Copy out lines with the word "Rear" from the material that follows.

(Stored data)
○ ○ ○ ○

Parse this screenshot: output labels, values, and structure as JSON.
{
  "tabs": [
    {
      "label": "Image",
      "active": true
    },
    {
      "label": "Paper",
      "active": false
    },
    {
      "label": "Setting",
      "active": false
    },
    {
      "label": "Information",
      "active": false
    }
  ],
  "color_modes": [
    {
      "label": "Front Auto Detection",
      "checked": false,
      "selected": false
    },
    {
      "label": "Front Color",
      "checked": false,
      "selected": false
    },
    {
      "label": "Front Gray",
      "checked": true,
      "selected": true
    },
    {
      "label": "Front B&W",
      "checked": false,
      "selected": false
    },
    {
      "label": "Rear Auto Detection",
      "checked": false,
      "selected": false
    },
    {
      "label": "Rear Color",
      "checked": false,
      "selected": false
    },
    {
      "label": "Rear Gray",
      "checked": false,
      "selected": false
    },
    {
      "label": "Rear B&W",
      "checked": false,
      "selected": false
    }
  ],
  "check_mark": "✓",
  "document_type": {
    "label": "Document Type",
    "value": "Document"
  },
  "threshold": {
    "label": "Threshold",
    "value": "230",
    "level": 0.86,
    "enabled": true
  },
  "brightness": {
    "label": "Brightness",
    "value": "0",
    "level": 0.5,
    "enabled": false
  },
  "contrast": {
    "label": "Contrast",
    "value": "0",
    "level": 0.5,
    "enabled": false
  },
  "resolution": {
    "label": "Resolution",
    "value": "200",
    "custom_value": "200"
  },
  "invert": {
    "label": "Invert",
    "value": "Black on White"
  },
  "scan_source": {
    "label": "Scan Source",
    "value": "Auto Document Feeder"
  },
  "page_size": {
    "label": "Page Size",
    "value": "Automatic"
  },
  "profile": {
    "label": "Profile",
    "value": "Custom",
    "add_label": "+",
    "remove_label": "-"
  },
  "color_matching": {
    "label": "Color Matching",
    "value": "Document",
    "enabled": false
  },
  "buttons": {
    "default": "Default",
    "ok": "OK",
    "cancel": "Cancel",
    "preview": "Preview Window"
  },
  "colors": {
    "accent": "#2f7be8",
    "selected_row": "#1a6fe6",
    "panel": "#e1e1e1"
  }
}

○ ○ ○ ○

§ **PROBLEM SOLUTION**
      "label": "Rear Auto Detection",
      "label": "Rear Color",
      "label": "Rear Gray",
      "label": "Rear B&W",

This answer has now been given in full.